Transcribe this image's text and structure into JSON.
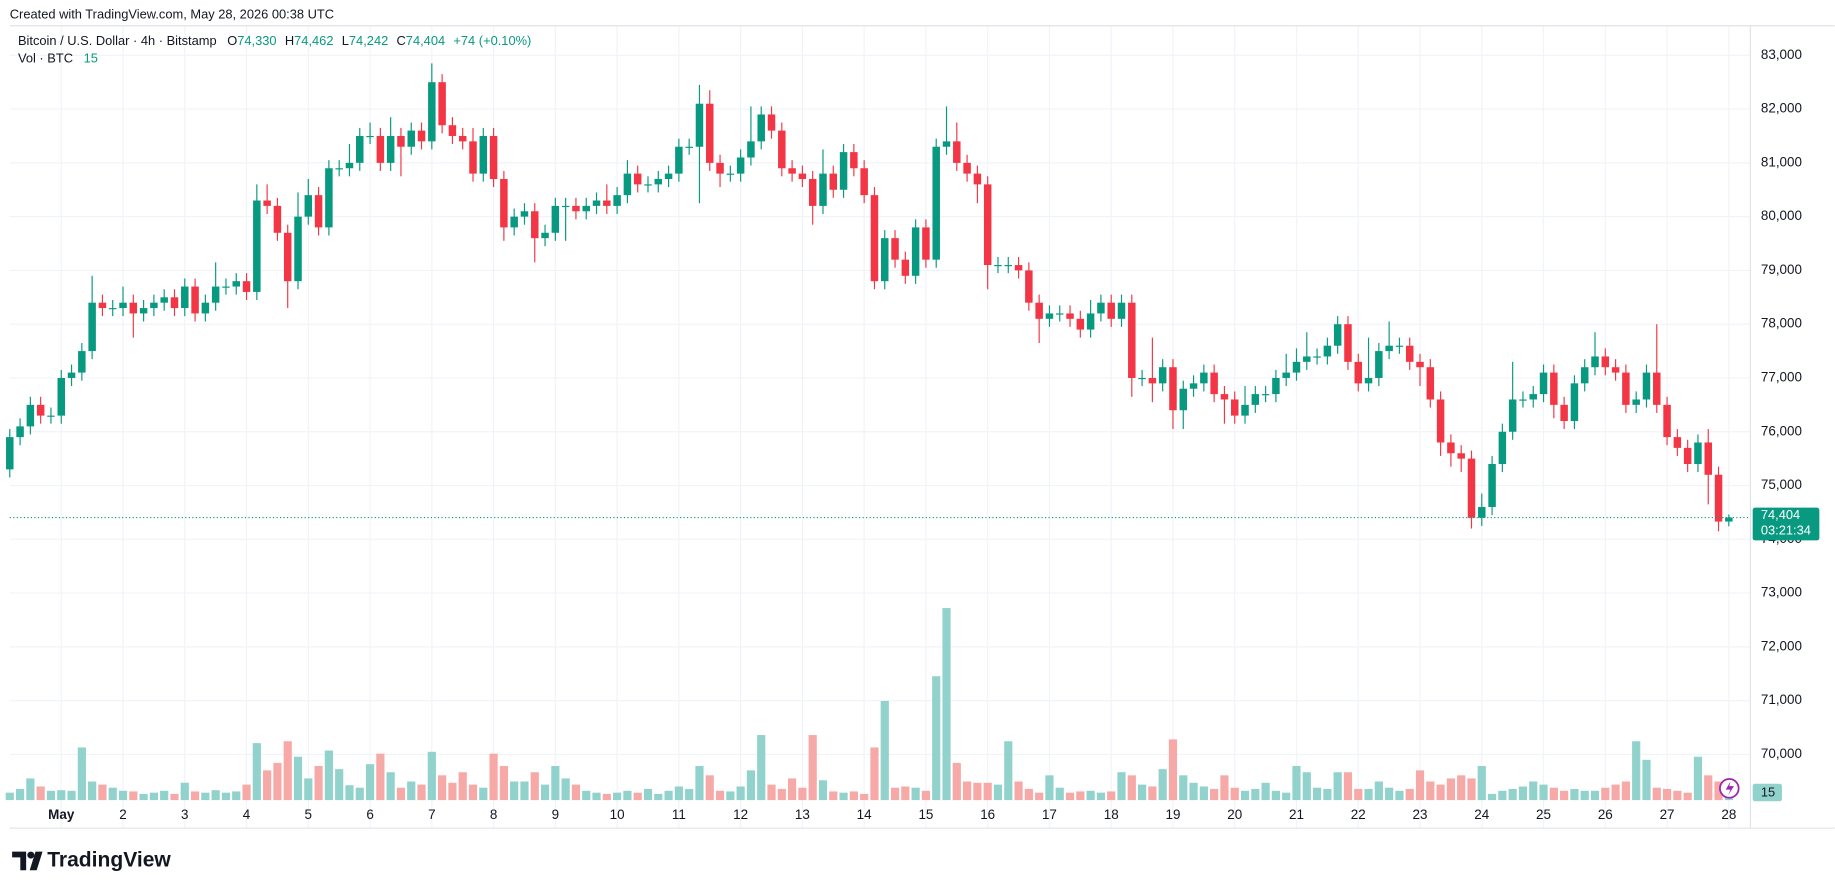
{
  "header": {
    "created": "Created with TradingView.com, May 28, 2026 00:38 UTC"
  },
  "footer": {
    "logo": "TradingView"
  },
  "chart_data": {
    "type": "candlestick",
    "title": "Bitcoin / U.S. Dollar · 4h · Bitstamp",
    "ohlc_legend": {
      "o_key": "O",
      "o": "74,330",
      "h_key": "H",
      "h": "74,462",
      "l_key": "L",
      "l": "74,242",
      "c_key": "C",
      "c": "74,404",
      "change": "+74 (+0.10%)"
    },
    "volume_title": "Vol · BTC",
    "volume_label": "15",
    "last_price_label": "74,404",
    "countdown": "03:21:34",
    "open": [
      75300,
      75900,
      76100,
      76500,
      76300,
      76300,
      77000,
      77100,
      77500,
      78400,
      78300,
      78300,
      78400,
      78200,
      78300,
      78400,
      78500,
      78300,
      78700,
      78200,
      78400,
      78700,
      78700,
      78800,
      78600,
      80300,
      80200,
      79700,
      78800,
      80000,
      80400,
      79800,
      80900,
      80900,
      81000,
      81500,
      81500,
      81000,
      81500,
      81300,
      81600,
      81400,
      82500,
      81700,
      81500,
      81400,
      80800,
      81500,
      80700,
      79800,
      80000,
      80100,
      79600,
      79700,
      80200,
      80200,
      80100,
      80200,
      80300,
      80200,
      80400,
      80800,
      80600,
      80600,
      80700,
      80800,
      81300,
      81300,
      82100,
      81000,
      80800,
      80800,
      81100,
      81400,
      81900,
      81600,
      80900,
      80800,
      80700,
      80200,
      80800,
      80500,
      81200,
      80900,
      80400,
      78800,
      79600,
      79200,
      78900,
      79800,
      79200,
      81300,
      81400,
      81000,
      80800,
      80600,
      79100,
      79100,
      79100,
      79000,
      78400,
      78100,
      78200,
      78200,
      78100,
      77900,
      78200,
      78400,
      78100,
      78400,
      77000,
      77000,
      76900,
      77200,
      76400,
      76800,
      76900,
      77100,
      76700,
      76600,
      76300,
      76500,
      76700,
      76700,
      77000,
      77100,
      77300,
      77400,
      77400,
      77600,
      78000,
      77300,
      76900,
      77000,
      77500,
      77600,
      77600,
      77300,
      77200,
      76600,
      75800,
      75600,
      75500,
      74400,
      74600,
      75400,
      76000,
      76600,
      76600,
      76700,
      77100,
      76500,
      76200,
      76900,
      77200,
      77400,
      77200,
      77100,
      76500,
      76600,
      77100,
      76500,
      75900,
      75700,
      75400,
      75800,
      75200,
      74330
    ],
    "high": [
      76050,
      76250,
      76650,
      76650,
      76450,
      77150,
      77250,
      77650,
      78900,
      78550,
      78450,
      78700,
      78550,
      78450,
      78550,
      78650,
      78650,
      78850,
      78850,
      78550,
      79150,
      78850,
      78950,
      78950,
      80600,
      80600,
      80350,
      79850,
      80450,
      80700,
      80550,
      81050,
      81050,
      81350,
      81650,
      81750,
      81650,
      81850,
      81650,
      81750,
      81750,
      82850,
      82650,
      81850,
      81650,
      81650,
      81650,
      81650,
      80850,
      80150,
      80250,
      80250,
      79850,
      80350,
      80350,
      80350,
      80350,
      80450,
      80600,
      80550,
      81050,
      80950,
      80750,
      80850,
      80950,
      81450,
      81450,
      82450,
      82350,
      81150,
      80950,
      81250,
      82050,
      82050,
      82050,
      81750,
      81050,
      80950,
      80850,
      81250,
      80950,
      81350,
      81350,
      81050,
      80550,
      79750,
      79750,
      79350,
      79950,
      79950,
      81450,
      82050,
      81750,
      81150,
      80950,
      80750,
      79250,
      79250,
      79250,
      79150,
      78550,
      78350,
      78350,
      78350,
      78250,
      78450,
      78550,
      78550,
      78550,
      78550,
      77150,
      77750,
      77350,
      77350,
      76950,
      77050,
      77250,
      77250,
      76850,
      76750,
      76850,
      76850,
      76850,
      77150,
      77450,
      77550,
      77850,
      77550,
      77750,
      78150,
      78150,
      77450,
      77750,
      77650,
      78050,
      77750,
      77750,
      77450,
      77350,
      76750,
      75950,
      75750,
      75650,
      74850,
      75550,
      76150,
      77300,
      76750,
      76850,
      77250,
      77250,
      76650,
      77050,
      77350,
      77850,
      77550,
      77350,
      77250,
      76750,
      77250,
      78000,
      76650,
      76050,
      75850,
      75950,
      76050,
      75350,
      74462
    ],
    "low": [
      75150,
      75750,
      75950,
      76150,
      76150,
      76150,
      76850,
      76950,
      77350,
      78150,
      78150,
      78150,
      77750,
      78050,
      78150,
      78250,
      78150,
      78150,
      78050,
      78050,
      78250,
      78550,
      78550,
      78450,
      78450,
      80050,
      79550,
      78300,
      78650,
      79850,
      79650,
      79650,
      80750,
      80750,
      80850,
      81350,
      80850,
      80850,
      80750,
      81150,
      81250,
      81250,
      81550,
      81350,
      81250,
      80650,
      80650,
      80550,
      79550,
      79650,
      79850,
      79150,
      79450,
      79550,
      79550,
      79950,
      79950,
      80050,
      80050,
      80050,
      80250,
      80450,
      80450,
      80450,
      80550,
      80650,
      81150,
      80250,
      80850,
      80550,
      80650,
      80650,
      80950,
      81250,
      81450,
      80750,
      80650,
      80550,
      79850,
      80050,
      80350,
      80350,
      80750,
      80250,
      78650,
      78650,
      79050,
      78750,
      78750,
      79050,
      79050,
      81150,
      80850,
      80650,
      80250,
      78650,
      78950,
      78950,
      78850,
      78250,
      77650,
      77950,
      78050,
      77950,
      77750,
      77750,
      78050,
      77950,
      77950,
      76650,
      76850,
      76550,
      76750,
      76050,
      76050,
      76650,
      76750,
      76550,
      76150,
      76150,
      76150,
      76350,
      76550,
      76550,
      76850,
      76950,
      77150,
      77250,
      77250,
      77450,
      77150,
      76750,
      76750,
      76850,
      77350,
      77450,
      77150,
      76850,
      76450,
      75550,
      75350,
      75250,
      74200,
      74250,
      74450,
      75250,
      75850,
      76450,
      76450,
      76550,
      76250,
      76050,
      76050,
      76750,
      77050,
      77050,
      76950,
      76350,
      76350,
      76450,
      76350,
      75750,
      75550,
      75250,
      75250,
      74650,
      74150,
      74242
    ],
    "close": [
      75900,
      76100,
      76500,
      76300,
      76300,
      77000,
      77100,
      77500,
      78400,
      78300,
      78300,
      78400,
      78200,
      78300,
      78400,
      78500,
      78300,
      78700,
      78200,
      78400,
      78700,
      78700,
      78800,
      78600,
      80300,
      80200,
      79700,
      78800,
      80000,
      80400,
      79800,
      80900,
      80900,
      81000,
      81500,
      81500,
      81000,
      81500,
      81300,
      81600,
      81400,
      82500,
      81700,
      81500,
      81400,
      80800,
      81500,
      80700,
      79800,
      80000,
      80100,
      79600,
      79700,
      80200,
      80200,
      80100,
      80200,
      80300,
      80200,
      80400,
      80800,
      80600,
      80600,
      80700,
      80800,
      81300,
      81300,
      82100,
      81000,
      80800,
      80800,
      81100,
      81400,
      81900,
      81600,
      80900,
      80800,
      80700,
      80200,
      80800,
      80500,
      81200,
      80900,
      80400,
      78800,
      79600,
      79200,
      78900,
      79800,
      79200,
      81300,
      81400,
      81000,
      80800,
      80600,
      79100,
      79100,
      79100,
      79000,
      78400,
      78100,
      78200,
      78200,
      78100,
      77900,
      78200,
      78400,
      78100,
      78400,
      77000,
      77000,
      76900,
      77200,
      76400,
      76800,
      76900,
      77100,
      76700,
      76600,
      76300,
      76500,
      76700,
      76700,
      77000,
      77100,
      77300,
      77400,
      77400,
      77600,
      78000,
      77300,
      76900,
      77000,
      77500,
      77600,
      77600,
      77300,
      77200,
      76600,
      75800,
      75600,
      75500,
      74400,
      74600,
      75400,
      76000,
      76600,
      76600,
      76700,
      77100,
      76500,
      76200,
      76900,
      77200,
      77400,
      77200,
      77100,
      76500,
      76600,
      77100,
      76500,
      75900,
      75700,
      75400,
      75800,
      75200,
      74330,
      74404
    ],
    "volume": [
      12,
      18,
      35,
      22,
      15,
      16,
      15,
      85,
      30,
      25,
      20,
      15,
      14,
      10,
      12,
      15,
      10,
      28,
      14,
      12,
      16,
      12,
      14,
      25,
      92,
      48,
      60,
      95,
      70,
      35,
      55,
      80,
      50,
      24,
      20,
      58,
      75,
      45,
      20,
      30,
      25,
      78,
      40,
      28,
      45,
      25,
      20,
      75,
      55,
      30,
      30,
      45,
      25,
      55,
      35,
      25,
      15,
      12,
      10,
      12,
      15,
      12,
      18,
      10,
      15,
      22,
      18,
      55,
      40,
      15,
      14,
      22,
      48,
      105,
      25,
      18,
      35,
      20,
      105,
      32,
      14,
      12,
      14,
      10,
      85,
      160,
      20,
      22,
      20,
      15,
      200,
      310,
      60,
      30,
      28,
      28,
      25,
      95,
      30,
      18,
      12,
      40,
      20,
      12,
      14,
      15,
      12,
      14,
      45,
      40,
      25,
      22,
      50,
      98,
      40,
      28,
      22,
      18,
      40,
      20,
      15,
      18,
      28,
      15,
      12,
      55,
      45,
      20,
      18,
      45,
      45,
      18,
      18,
      30,
      20,
      15,
      18,
      48,
      30,
      25,
      35,
      40,
      35,
      55,
      10,
      15,
      18,
      22,
      30,
      25,
      20,
      15,
      18,
      15,
      15,
      20,
      25,
      30,
      95,
      65,
      20,
      18,
      15,
      12,
      70,
      40,
      30,
      15
    ],
    "up_color": "#089981",
    "down_color": "#f23645",
    "volume_up_color": "#92d2cc",
    "volume_down_color": "#f7a9a7",
    "ylim": [
      68650,
      83550
    ],
    "yticks": [
      {
        "value": 70000,
        "label": "70,000"
      },
      {
        "value": 71000,
        "label": "71,000"
      },
      {
        "value": 72000,
        "label": "72,000"
      },
      {
        "value": 73000,
        "label": "73,000"
      },
      {
        "value": 74000,
        "label": "74,000"
      },
      {
        "value": 75000,
        "label": "75,000"
      },
      {
        "value": 76000,
        "label": "76,000"
      },
      {
        "value": 77000,
        "label": "77,000"
      },
      {
        "value": 78000,
        "label": "78,000"
      },
      {
        "value": 79000,
        "label": "79,000"
      },
      {
        "value": 80000,
        "label": "80,000"
      },
      {
        "value": 81000,
        "label": "81,000"
      },
      {
        "value": 82000,
        "label": "82,000"
      },
      {
        "value": 83000,
        "label": "83,000"
      }
    ],
    "volume_lim": [
      0,
      1250
    ],
    "xticks": [
      {
        "value": 5,
        "label": "May"
      },
      {
        "value": 11,
        "label": "2"
      },
      {
        "value": 17,
        "label": "3"
      },
      {
        "value": 23,
        "label": "4"
      },
      {
        "value": 29,
        "label": "5"
      },
      {
        "value": 35,
        "label": "6"
      },
      {
        "value": 41,
        "label": "7"
      },
      {
        "value": 47,
        "label": "8"
      },
      {
        "value": 53,
        "label": "9"
      },
      {
        "value": 59,
        "label": "10"
      },
      {
        "value": 65,
        "label": "11"
      },
      {
        "value": 71,
        "label": "12"
      },
      {
        "value": 77,
        "label": "13"
      },
      {
        "value": 83,
        "label": "14"
      },
      {
        "value": 89,
        "label": "15"
      },
      {
        "value": 95,
        "label": "16"
      },
      {
        "value": 101,
        "label": "17"
      },
      {
        "value": 107,
        "label": "18"
      },
      {
        "value": 113,
        "label": "19"
      },
      {
        "value": 119,
        "label": "20"
      },
      {
        "value": 125,
        "label": "21"
      },
      {
        "value": 131,
        "label": "22"
      },
      {
        "value": 137,
        "label": "23"
      },
      {
        "value": 143,
        "label": "24"
      },
      {
        "value": 149,
        "label": "25"
      },
      {
        "value": 155,
        "label": "26"
      },
      {
        "value": 161,
        "label": "27"
      },
      {
        "value": 167,
        "label": "28"
      }
    ],
    "grid": true
  }
}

==================================================

Aim:
From the listing above, copy every line that holds the string "TradingView".

Solution for this exercise:
    "created": "Created with TradingView.com, May 28, 2026 00:38 UTC"
    "logo": "TradingView"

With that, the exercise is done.